WRITTEN TASK: List every dollar amount and percentage that appears in the article on agent earnings after the NAR settlement, and note what each one refers to.

SOURCE EXTRACT:
How Real Estate Agents Are Actually Making More Money After the NAR Settlement (New 2025 Data)
Richard Kastl •
Here’s the counterintuitive truth: Despite doomsday predictions about the NAR settlement collapsing agent earnings, real estate professionals are actually making more money in 2025 than they did before the rule changes took effect. New data from the NAR’s 2025 Member Profile shows median agent income climbed to $58,100 in 2024, up from $55,800 in 2023. Even more surprising, buyer agent commissions have actually increased to 2.40% for most price ranges, the opposite of what consumer advocates predicted when the settlement was announced. In the next 10 minutes, you’ll discover exactly which agents are capturing these gains, why the commission collapse never happened, and the three specific strategies separating top performers from the agents who are struggling.
The Prediction That Never Came True
When the NAR settlement was finalized in March 2024, the narrative was crystal clear: commissions were about to plummet. Consumer advocates celebrated. Industry skeptics warned of a 20-30% commission compression. Real estate forums filled with agents panicking about their livelihoods.

GIVEN MATERIAL:

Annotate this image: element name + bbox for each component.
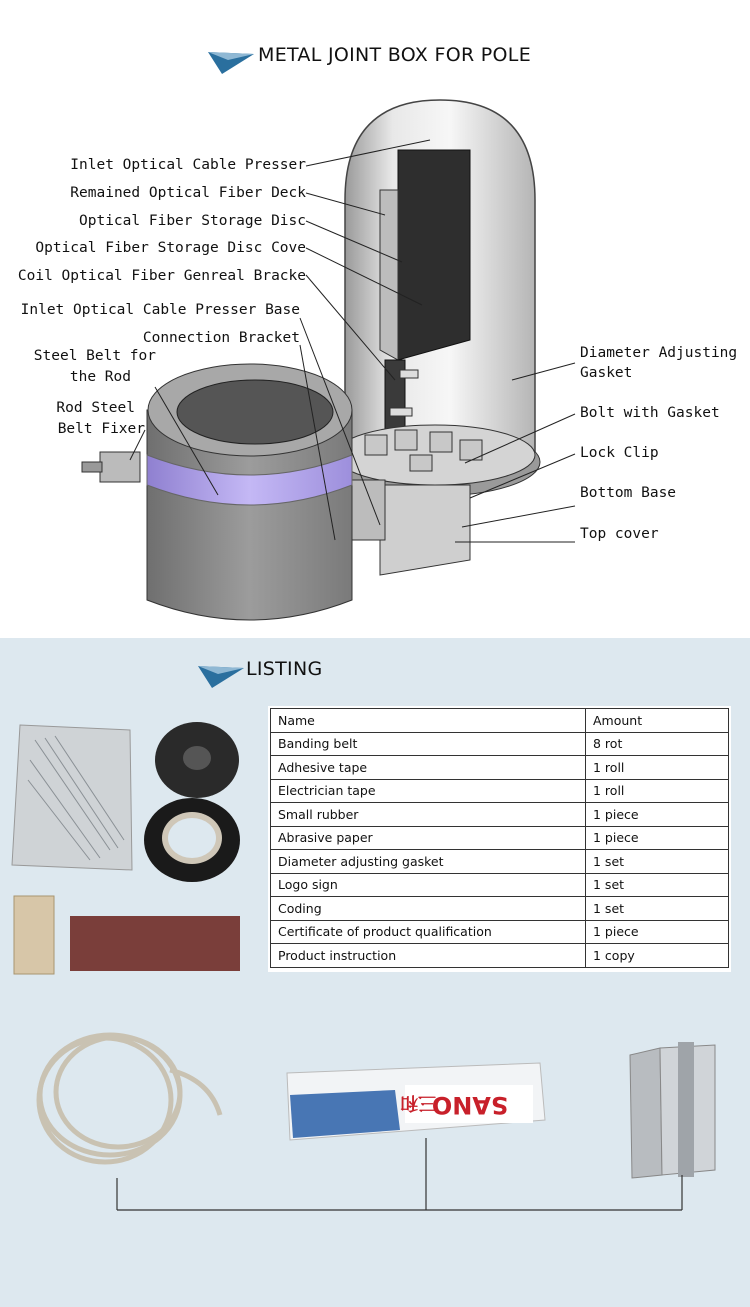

PROBLEM SOLUTION:
- $58,100: median agent income in 2024
- $55,800: median agent income in 2023
- 2.40%: buyer agent commissions for most price ranges
- 20-30%: the commission compression industry skeptics warned of